● PROBLEM DETAILS: Locate every line below that contains the word "clothing" and copy it.
--- BEGIN STORED DATA ---
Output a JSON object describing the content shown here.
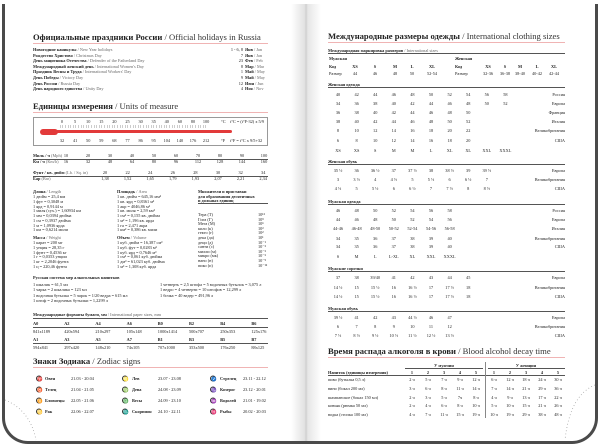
{
  "holidays": {
    "title_ru": "Официальные праздники России",
    "title_en": " / Official holidays in Russia",
    "items": [
      {
        "ru": "Новогодние каникулы",
        "en": " / New Year holidays",
        "day": "1 - 6, 8",
        "mon_ru": "Янв",
        "mon_en": " / Jan"
      },
      {
        "ru": "Рождество Христово",
        "en": " / Christmas Day",
        "day": "7",
        "mon_ru": "Янв",
        "mon_en": " / Jan"
      },
      {
        "ru": "День защитника Отечества",
        "en": " / Defender of the Fatherland Day",
        "day": "23",
        "mon_ru": "Фев",
        "mon_en": " / Feb"
      },
      {
        "ru": "Международный женский день",
        "en": " / International Women's Day",
        "day": "8",
        "mon_ru": "Мар",
        "mon_en": " / Mar"
      },
      {
        "ru": "Праздник Весны и Труда",
        "en": " / International Workers' Day",
        "day": "1",
        "mon_ru": "Май",
        "mon_en": " / May"
      },
      {
        "ru": "День Победы",
        "en": " / Victory Day",
        "day": "9",
        "mon_ru": "Май",
        "mon_en": " / May"
      },
      {
        "ru": "День России",
        "en": " / Russia Day",
        "day": "12",
        "mon_ru": "Июн",
        "mon_en": " / Jun"
      },
      {
        "ru": "День народного единства",
        "en": " / Unity Day",
        "day": "4",
        "mon_ru": "Ноя",
        "mon_en": " / Nov"
      }
    ]
  },
  "units": {
    "title_ru": "Единицы измерения",
    "title_en": " / Units of measure",
    "thermometer": {
      "celsius": [
        "0",
        "5",
        "10",
        "15",
        "20",
        "25",
        "30",
        "35",
        "40",
        "60",
        "80",
        "100"
      ],
      "c_unit": "°C",
      "c_formula": "t°C = (t°F-32) x 5/9",
      "fahrenheit": [
        "32",
        "41",
        "50",
        "59",
        "68",
        "77",
        "86",
        "95",
        "104",
        "140",
        "176",
        "212"
      ],
      "f_unit": "°F",
      "f_formula": "t°F = t°C x 9/5+32",
      "color": "#e23a3a"
    },
    "speed": {
      "mph_ru": "Миль / ч",
      "mph_en": " (Mph)",
      "mph": [
        "10",
        "20",
        "30",
        "40",
        "50",
        "60",
        "70",
        "80",
        "90",
        "100"
      ],
      "kmh_ru": "Км / ч",
      "kmh_en": " (Km/h)",
      "kmh": [
        "16",
        "32",
        "48",
        "64",
        "80",
        "96",
        "112",
        "128",
        "144",
        "160"
      ]
    },
    "pressure": {
      "psi_ru": "Фунт / кв. дюйм",
      "psi_en": " (Lb. / Sq. in)",
      "psi": [
        "20",
        "22",
        "24",
        "26",
        "28",
        "30",
        "32",
        "34"
      ],
      "bar_ru": "Бар",
      "bar_en": " (Bar)",
      "bar": [
        "1,38",
        "1,52",
        "1,65",
        "1,79",
        "1,93",
        "2,07",
        "2,21",
        "2,34"
      ]
    },
    "length": {
      "ru": "Длина",
      "en": " / Length",
      "items": [
        "1 дюйм = 25,4 мм",
        "1 фут = 0,3048 м",
        "1 ярд = 0,9144 м",
        "1 миля (сух.) = 1,60934 км",
        "1 мм = 0,0394 дюйма",
        "1 см = 0,3937 дюйма",
        "1 м = 1,0936 ярда",
        "1 км = 0,6214 мили"
      ]
    },
    "mass": {
      "ru": "Масса",
      "en": " / Weight",
      "items": [
        "1 карат = 200 мг",
        "1 унция = 28,35 г",
        "1 фунт = 0,4536 кг",
        "1 г = 0,0353 унции",
        "1 кг = 2,2046 фунта",
        "1 ц = 220,46 фунта"
      ]
    },
    "area": {
      "ru": "Площадь",
      "en": " / Area",
      "items": [
        "1 кв. дюйм = 645,16 мм²",
        "1 кв. ярд = 0,8361 м²",
        "1 акр = 4046,86 м²",
        "1 кв. миля = 2,59 км²",
        "1 см² = 0,155 кв. дюйма",
        "1 м² = 1,196 кв. ярда",
        "1 га = 2,471 акра",
        "1 км² = 0,386 кв. мили"
      ]
    },
    "volume": {
      "ru": "Объем",
      "en": " / Volume",
      "items": [
        "1 куб. дюйм = 16,387 см³",
        "1 куб. фут = 0,0283 м³",
        "1 куб. ярд = 0,7646 м³",
        "1 см³ = 0,061 куб. дюйма",
        "1 дм³ = 61,023 куб. дюйма",
        "1 м³ = 1,308 куб. ярда"
      ]
    },
    "prefixes": {
      "title": [
        "Множители и приставки",
        "для образования десятичных",
        "и дольных единиц"
      ],
      "items": [
        [
          "Тера (Т)",
          "10¹²"
        ],
        [
          "Гига (Г)",
          "10⁹"
        ],
        [
          "Мега (М)",
          "10⁶"
        ],
        [
          "кило (к)",
          "10³"
        ],
        [
          "гекто (г)",
          "10²"
        ],
        [
          "дека (да)",
          "10¹"
        ],
        [
          "деци (д)",
          "10⁻¹"
        ],
        [
          "санти (с)",
          "10⁻²"
        ],
        [
          "милли (м)",
          "10⁻³"
        ],
        [
          "микро (мк)",
          "10⁻⁶"
        ],
        [
          "нано (н)",
          "10⁻⁹"
        ],
        [
          "пико (п)",
          "10⁻¹²"
        ]
      ]
    },
    "alcohol_measures": {
      "title": "Русская система мер алкогольных напитков",
      "left": [
        "1 шкалик = 61,5 мл",
        "1 чарка = 2 шкалика = 123 мл",
        "1 водочная бутылка = 5 чарок = 1/20 ведра = 615 мл",
        "1 штоф = 2 водочных бутылки = 1,2299 л"
      ],
      "right": [
        "1 четверть = 2,5 штофа = 5 водочных бутылок = 3,075 л",
        "1 ведро = 4 четверти = 10 штофов = 12,299 л",
        "1 бочка = 40 ведер = 491,96 л"
      ]
    },
    "paper": {
      "title_ru": "Международные форматы бумаги, мм",
      "title_en": " / International paper sizes, mm",
      "row1": [
        [
          "A0",
          "841x1189"
        ],
        [
          "A2",
          "420x594"
        ],
        [
          "A4",
          "210x297"
        ],
        [
          "A6",
          "105x148"
        ],
        [
          "B0",
          "1000x1414"
        ],
        [
          "B2",
          "500x707"
        ],
        [
          "B4",
          "250x353"
        ],
        [
          "B6",
          "125x176"
        ]
      ],
      "row2": [
        [
          "A1",
          "594x841"
        ],
        [
          "A3",
          "297x420"
        ],
        [
          "A5",
          "148x210"
        ],
        [
          "A7",
          "74x105"
        ],
        [
          "B1",
          "707x1000"
        ],
        [
          "B3",
          "353x500"
        ],
        [
          "B5",
          "176x250"
        ],
        [
          "B7",
          "88x125"
        ]
      ]
    }
  },
  "zodiac": {
    "title_ru": "Знаки Зодиака",
    "title_en": " / Zodiac signs",
    "columns": [
      [
        {
          "icon": "♈",
          "name": "Овен",
          "dates": "21.03 - 20.04"
        },
        {
          "icon": "♉",
          "name": "Телец",
          "dates": "21.04 - 21.05"
        },
        {
          "icon": "♊",
          "name": "Близнецы",
          "dates": "22.05 - 21.06"
        },
        {
          "icon": "♋",
          "name": "Рак",
          "dates": "22.06 - 22.07"
        }
      ],
      [
        {
          "icon": "♌",
          "name": "Лев",
          "dates": "23.07 - 23.08"
        },
        {
          "icon": "♍",
          "name": "Дева",
          "dates": "24.08 - 23.09"
        },
        {
          "icon": "♎",
          "name": "Весы",
          "dates": "24.09 - 23.10"
        },
        {
          "icon": "♏",
          "name": "Скорпион",
          "dates": "24.10 - 22.11"
        }
      ],
      [
        {
          "icon": "♐",
          "name": "Стрелец",
          "dates": "23.11 - 22.12"
        },
        {
          "icon": "♑",
          "name": "Козерог",
          "dates": "23.12 - 20.01"
        },
        {
          "icon": "♒",
          "name": "Водолей",
          "dates": "21.01 - 19.02"
        },
        {
          "icon": "♓",
          "name": "Рыбы",
          "dates": "20.02 - 20.03"
        }
      ]
    ]
  },
  "clothing": {
    "title_ru": "Международные размеры одежды",
    "title_en": " / International clothing sizes",
    "marking": {
      "title_ru": "Международная маркировка размеров",
      "title_en": " / International sizes",
      "men": {
        "label": "Мужская",
        "code_label": "Код",
        "codes": [
          "XS",
          "S",
          "M",
          "L",
          "XL"
        ],
        "size_label": "Размер",
        "sizes": [
          "44",
          "46",
          "48",
          "50",
          "52-54"
        ]
      },
      "women": {
        "label": "Женская",
        "code_label": "Код",
        "codes": [
          "XS",
          "S",
          "M",
          "L",
          "XL"
        ],
        "size_label": "Размер",
        "sizes": [
          "32-36",
          "36-38",
          "38-40",
          "40-42",
          "42-44"
        ]
      }
    },
    "groups": [
      {
        "title": "Женская одежда",
        "rows": [
          {
            "country": "Россия",
            "v": [
              "40",
              "42",
              "44",
              "46",
              "48",
              "50",
              "52",
              "54",
              "56",
              "58"
            ]
          },
          {
            "country": "Европа",
            "v": [
              "34",
              "36",
              "38",
              "40",
              "42",
              "44",
              "46",
              "48",
              "50",
              "52"
            ]
          },
          {
            "country": "Франция",
            "v": [
              "36",
              "38",
              "40",
              "42",
              "44",
              "46",
              "48",
              "50"
            ]
          },
          {
            "country": "Италия",
            "v": [
              "38",
              "40",
              "42",
              "44",
              "46",
              "48",
              "50",
              "52"
            ]
          },
          {
            "country": "Великобритания",
            "v": [
              "8",
              "10",
              "12",
              "14",
              "16",
              "18",
              "20",
              "22"
            ]
          },
          {
            "country": "США",
            "v": [
              "6",
              "8",
              "10",
              "12",
              "14",
              "16",
              "18",
              "20"
            ]
          },
          {
            "country": "",
            "v": [
              "XS",
              "XS",
              "S",
              "M",
              "M",
              "L",
              "XL",
              "XL",
              "XXL",
              "XXXL"
            ]
          }
        ]
      },
      {
        "title": "Женская обувь",
        "rows": [
          {
            "country": "Европа",
            "v": [
              "35 ½",
              "36",
              "36 ½",
              "37",
              "37 ½",
              "38",
              "38 ½",
              "39",
              "39 ½"
            ]
          },
          {
            "country": "Великобритания",
            "v": [
              "3",
              "3 ½",
              "4",
              "4 ½",
              "5",
              "5 ½",
              "6",
              "6 ½",
              "7"
            ]
          },
          {
            "country": "США",
            "v": [
              "4 ½",
              "5",
              "5 ½",
              "6",
              "6 ½",
              "7",
              "7 ½",
              "8",
              "8 ½"
            ]
          }
        ]
      },
      {
        "title": "Мужская одежда",
        "rows": [
          {
            "country": "Россия",
            "v": [
              "46",
              "48",
              "50",
              "52",
              "54",
              "56",
              "58"
            ]
          },
          {
            "country": "Европа",
            "v": [
              "44",
              "46",
              "48",
              "50",
              "52",
              "54",
              "56"
            ]
          },
          {
            "country": "Италия",
            "v": [
              "44-46",
              "46-48",
              "48-50",
              "50-52",
              "52-54",
              "54-56",
              "56-58"
            ]
          },
          {
            "country": "Великобритания",
            "v": [
              "34",
              "35",
              "36",
              "37",
              "38",
              "39",
              "40"
            ]
          },
          {
            "country": "США",
            "v": [
              "34",
              "35",
              "36",
              "37",
              "38",
              "39",
              "40"
            ]
          },
          {
            "country": "",
            "v": [
              "S",
              "M",
              "L",
              "L-XL",
              "XL",
              "XXL",
              "XXXL"
            ]
          }
        ]
      },
      {
        "title": "Мужские сорочки",
        "rows": [
          {
            "country": "Европа",
            "v": [
              "37",
              "38",
              "39/40",
              "41",
              "42",
              "43",
              "44",
              "45"
            ]
          },
          {
            "country": "Великобритания",
            "v": [
              "14 ½",
              "15",
              "15 ½",
              "16",
              "16 ½",
              "17",
              "17 ½",
              "18"
            ]
          },
          {
            "country": "США",
            "v": [
              "14 ½",
              "15",
              "15 ½",
              "16",
              "16 ½",
              "17",
              "17 ½",
              "18"
            ]
          }
        ]
      },
      {
        "title": "Мужская обувь",
        "rows": [
          {
            "country": "Европа",
            "v": [
              "39 ½",
              "41",
              "42",
              "43",
              "44 ½",
              "46",
              "47"
            ]
          },
          {
            "country": "Великобритания",
            "v": [
              "6",
              "7",
              "8",
              "9",
              "10",
              "11",
              "12"
            ]
          },
          {
            "country": "США",
            "v": [
              "7 ½",
              "8 ½",
              "9 ½",
              "10 ½",
              "11 ½",
              "12 ½",
              "13 ½"
            ]
          }
        ]
      }
    ]
  },
  "alcohol_decay": {
    "title_ru": "Время распада алкоголя в крови",
    "title_en": " / Blood alcohol decay time",
    "men_label": "У мужчин",
    "women_label": "У женщин",
    "drink_header": "Напиток (единицы измерения)",
    "counts": [
      "1",
      "2",
      "3",
      "4",
      "5"
    ],
    "rows": [
      {
        "drink": "пиво (бутылка 0,5 л)",
        "men": [
          "2 ч",
          "5 ч",
          "7 ч",
          "9 ч",
          "12 ч"
        ],
        "women": [
          "6 ч",
          "12 ч",
          "18 ч",
          "24 ч",
          "30 ч"
        ]
      },
      {
        "drink": "вино (бокал 200 мл)",
        "men": [
          "3 ч",
          "6 ч",
          "8 ч",
          "11 ч",
          "14 ч"
        ],
        "women": [
          "7 ч",
          "14 ч",
          "21 ч",
          "29 ч",
          "36 ч"
        ]
      },
      {
        "drink": "шампанское (бокал 150 мл)",
        "men": [
          "2 ч",
          "3 ч",
          "5 ч",
          "7ч",
          "8 ч"
        ],
        "women": [
          "4 ч",
          "9 ч",
          "13 ч",
          "17 ч",
          "22 ч"
        ]
      },
      {
        "drink": "коньяк (рюмка 50 мл)",
        "men": [
          "2 ч",
          "4 ч",
          "6 ч",
          "8 ч",
          "10 ч"
        ],
        "women": [
          "5 ч",
          "10 ч",
          "15 ч",
          "21 ч",
          "26 ч"
        ]
      },
      {
        "drink": "водка (стопка 100 мл)",
        "men": [
          "4 ч",
          "7 ч",
          "11 ч",
          "15 ч",
          "19 ч"
        ],
        "women": [
          "10 ч",
          "19 ч",
          "29 ч",
          "38 ч",
          "48 ч"
        ]
      }
    ]
  },
  "colors": {
    "accent": "#e23a3a",
    "rule": "#f0b4b4"
  }
}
--- END STORED DATA ---
● REPLY TO THE EXERCISE:
  "clothing": {
    "title_en": " / International clothing sizes",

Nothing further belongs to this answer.